Saved entries
▽

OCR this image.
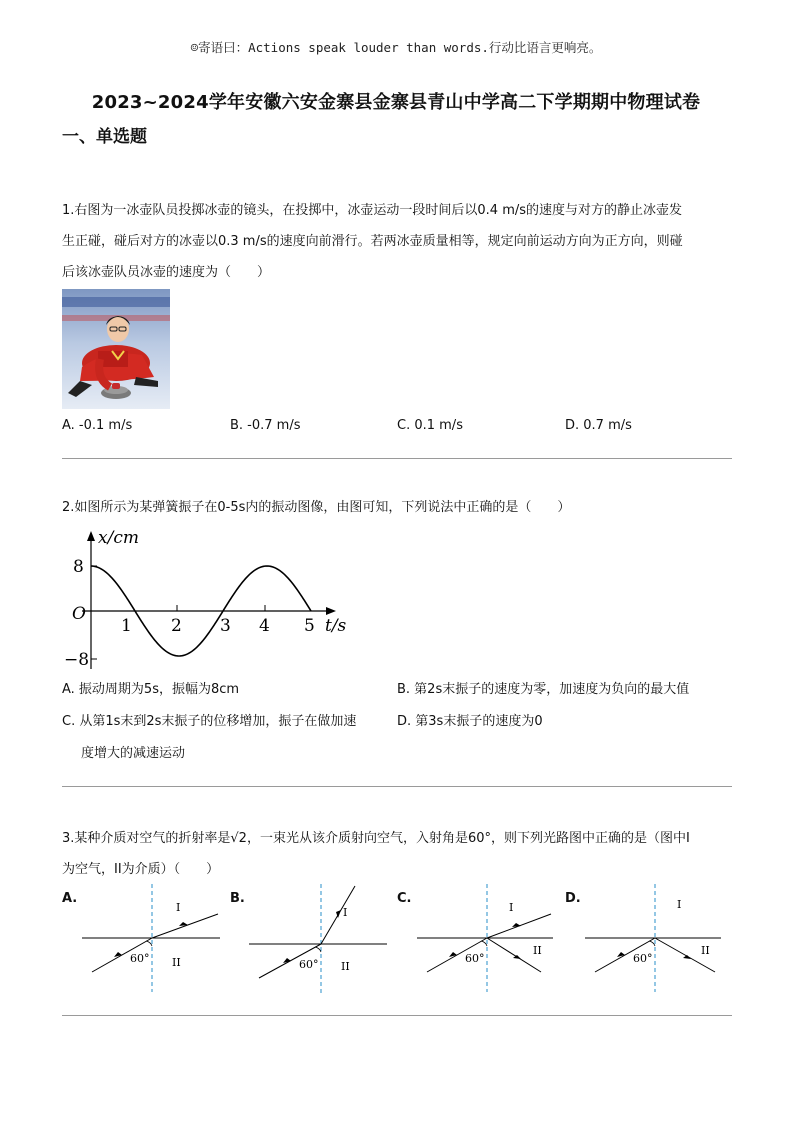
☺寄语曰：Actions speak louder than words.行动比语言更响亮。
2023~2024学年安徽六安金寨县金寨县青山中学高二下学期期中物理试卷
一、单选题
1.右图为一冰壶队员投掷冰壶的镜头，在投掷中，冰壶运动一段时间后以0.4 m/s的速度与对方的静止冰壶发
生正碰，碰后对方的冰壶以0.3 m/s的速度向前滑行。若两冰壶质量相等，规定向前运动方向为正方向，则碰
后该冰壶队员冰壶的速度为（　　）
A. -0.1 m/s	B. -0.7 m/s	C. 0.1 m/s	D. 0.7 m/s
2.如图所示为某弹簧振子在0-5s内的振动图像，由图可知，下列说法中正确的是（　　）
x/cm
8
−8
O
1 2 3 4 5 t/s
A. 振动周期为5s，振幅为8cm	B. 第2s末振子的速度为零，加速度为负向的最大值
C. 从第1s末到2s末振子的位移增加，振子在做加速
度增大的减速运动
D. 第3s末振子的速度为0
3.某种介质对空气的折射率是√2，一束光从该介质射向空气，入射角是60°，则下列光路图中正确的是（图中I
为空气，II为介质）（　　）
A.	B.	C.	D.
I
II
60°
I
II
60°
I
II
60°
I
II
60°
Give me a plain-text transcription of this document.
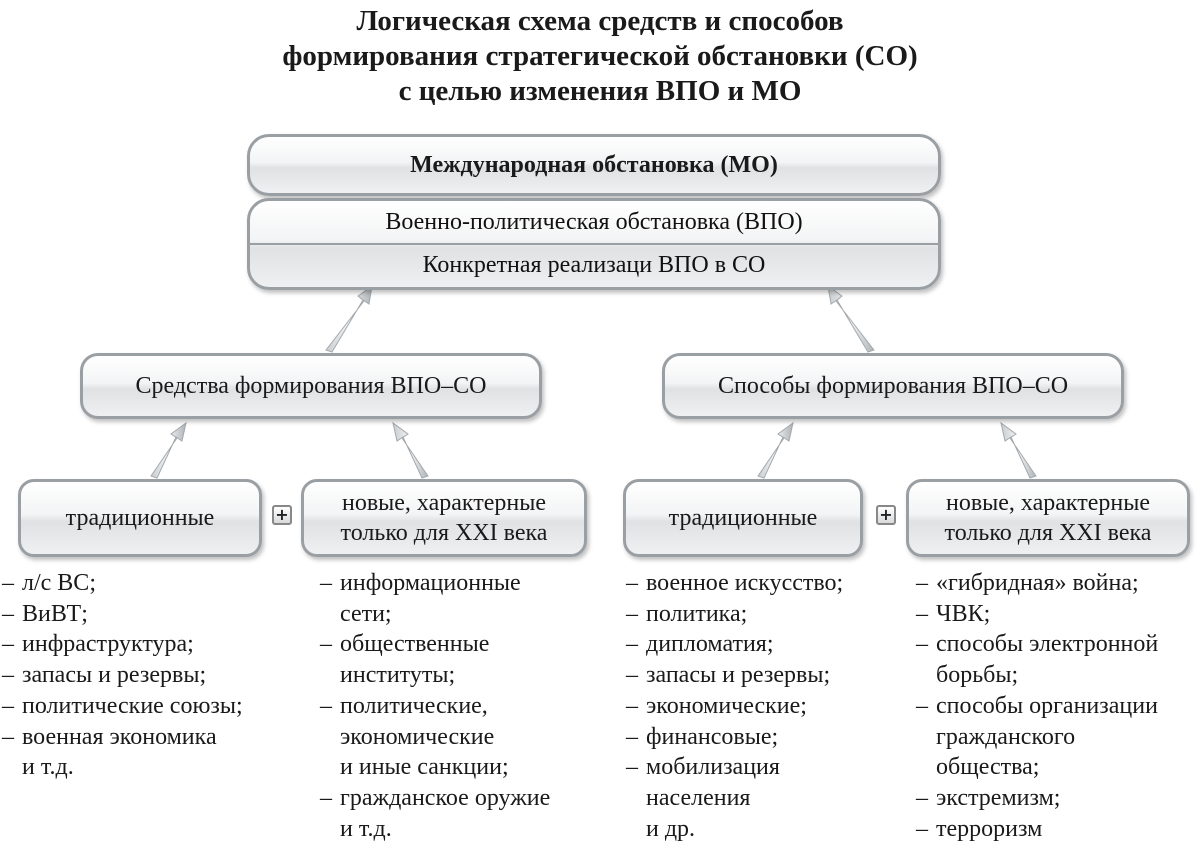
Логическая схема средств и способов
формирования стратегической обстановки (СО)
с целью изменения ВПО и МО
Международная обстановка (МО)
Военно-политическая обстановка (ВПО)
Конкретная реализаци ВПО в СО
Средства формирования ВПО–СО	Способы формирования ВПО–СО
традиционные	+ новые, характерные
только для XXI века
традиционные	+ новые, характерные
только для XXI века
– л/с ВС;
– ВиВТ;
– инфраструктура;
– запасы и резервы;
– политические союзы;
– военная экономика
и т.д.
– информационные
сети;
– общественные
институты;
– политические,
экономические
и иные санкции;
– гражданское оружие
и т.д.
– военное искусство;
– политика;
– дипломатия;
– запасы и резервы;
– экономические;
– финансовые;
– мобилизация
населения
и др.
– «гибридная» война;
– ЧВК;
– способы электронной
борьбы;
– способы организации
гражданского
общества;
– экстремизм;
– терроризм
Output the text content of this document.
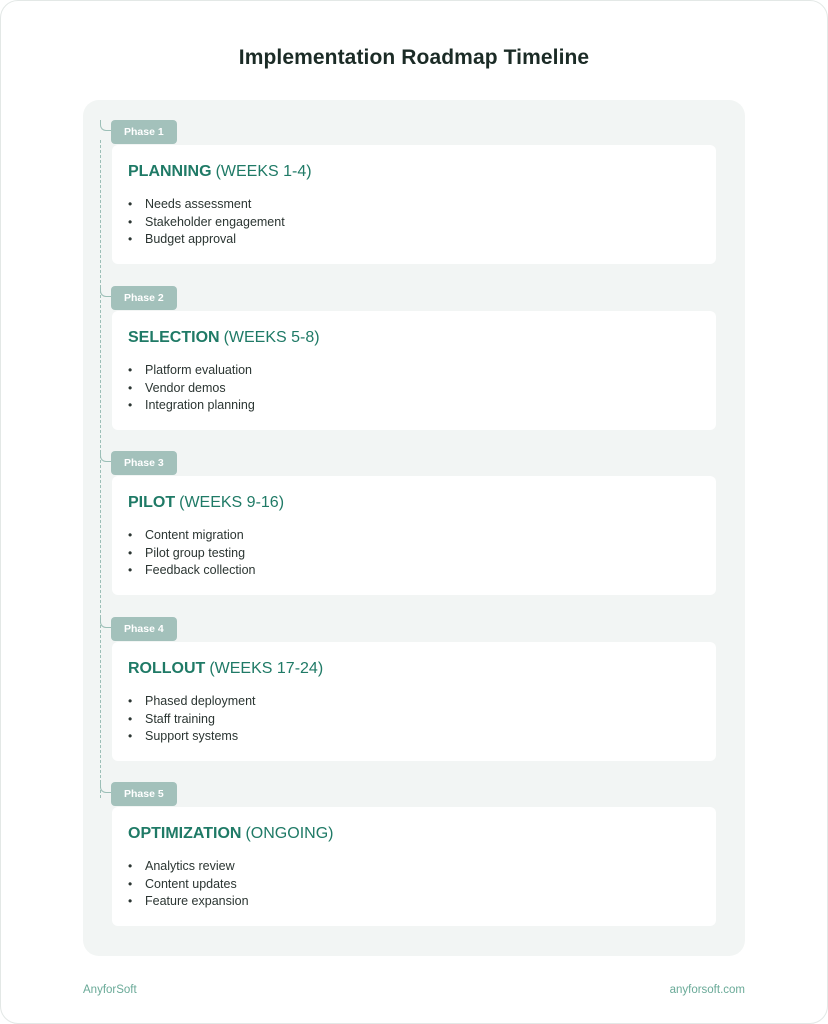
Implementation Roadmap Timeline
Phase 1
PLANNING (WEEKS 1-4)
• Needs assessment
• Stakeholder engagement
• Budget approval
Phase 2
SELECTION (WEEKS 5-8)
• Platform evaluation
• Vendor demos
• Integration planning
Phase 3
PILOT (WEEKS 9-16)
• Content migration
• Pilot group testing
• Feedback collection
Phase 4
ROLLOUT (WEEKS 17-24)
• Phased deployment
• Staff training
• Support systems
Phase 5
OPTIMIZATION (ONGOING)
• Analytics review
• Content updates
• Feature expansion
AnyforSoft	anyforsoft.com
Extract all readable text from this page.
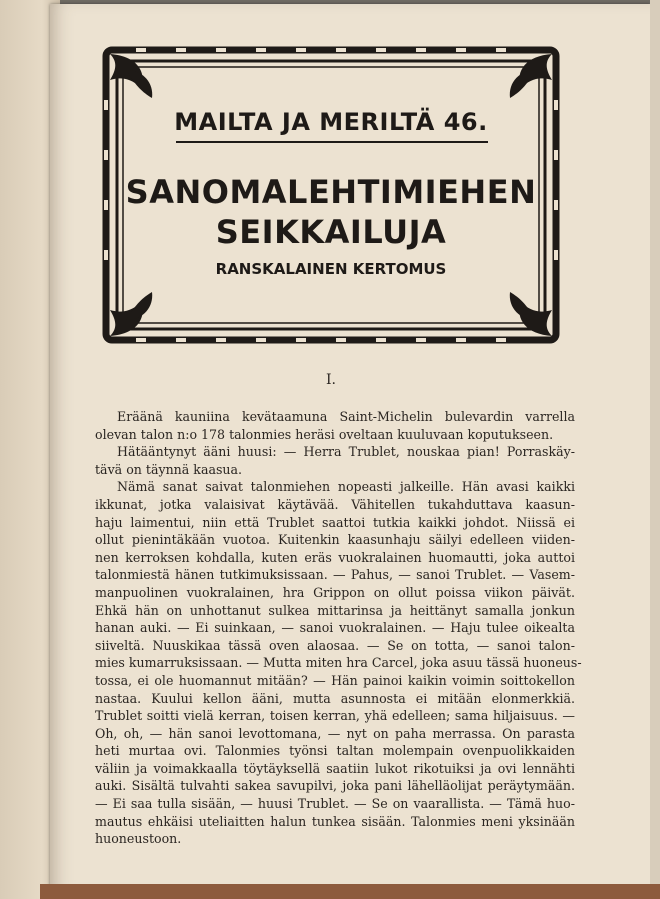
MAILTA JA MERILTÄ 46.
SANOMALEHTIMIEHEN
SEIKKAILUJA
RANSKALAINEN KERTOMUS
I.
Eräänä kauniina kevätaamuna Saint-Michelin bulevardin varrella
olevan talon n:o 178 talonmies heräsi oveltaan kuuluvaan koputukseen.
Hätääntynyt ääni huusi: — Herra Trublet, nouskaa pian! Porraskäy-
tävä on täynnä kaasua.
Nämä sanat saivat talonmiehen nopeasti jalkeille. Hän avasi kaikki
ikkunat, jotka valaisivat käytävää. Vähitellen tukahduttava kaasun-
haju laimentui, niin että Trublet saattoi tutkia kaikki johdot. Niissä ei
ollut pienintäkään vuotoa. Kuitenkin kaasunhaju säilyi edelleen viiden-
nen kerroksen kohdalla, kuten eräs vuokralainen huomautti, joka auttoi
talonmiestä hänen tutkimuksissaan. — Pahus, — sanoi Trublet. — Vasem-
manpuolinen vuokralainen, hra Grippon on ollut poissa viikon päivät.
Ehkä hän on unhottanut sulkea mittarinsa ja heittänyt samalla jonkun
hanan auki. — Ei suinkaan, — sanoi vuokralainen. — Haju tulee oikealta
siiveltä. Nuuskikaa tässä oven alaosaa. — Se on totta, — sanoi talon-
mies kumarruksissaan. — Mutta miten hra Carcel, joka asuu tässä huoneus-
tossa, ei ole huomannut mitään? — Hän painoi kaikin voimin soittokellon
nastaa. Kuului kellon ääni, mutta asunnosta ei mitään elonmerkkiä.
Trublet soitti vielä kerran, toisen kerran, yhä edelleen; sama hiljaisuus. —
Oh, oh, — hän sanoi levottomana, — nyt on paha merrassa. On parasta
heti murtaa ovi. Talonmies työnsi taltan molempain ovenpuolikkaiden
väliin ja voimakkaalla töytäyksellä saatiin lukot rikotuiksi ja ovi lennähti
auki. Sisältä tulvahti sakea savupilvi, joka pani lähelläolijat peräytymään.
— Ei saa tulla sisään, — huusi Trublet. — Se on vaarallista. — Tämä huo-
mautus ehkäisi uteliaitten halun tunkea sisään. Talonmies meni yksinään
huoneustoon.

△

• _WHAT NEEDS TO BE DONE_
Give only the number of lines that include the word "joka".

• _CORRECT ANSWER_
3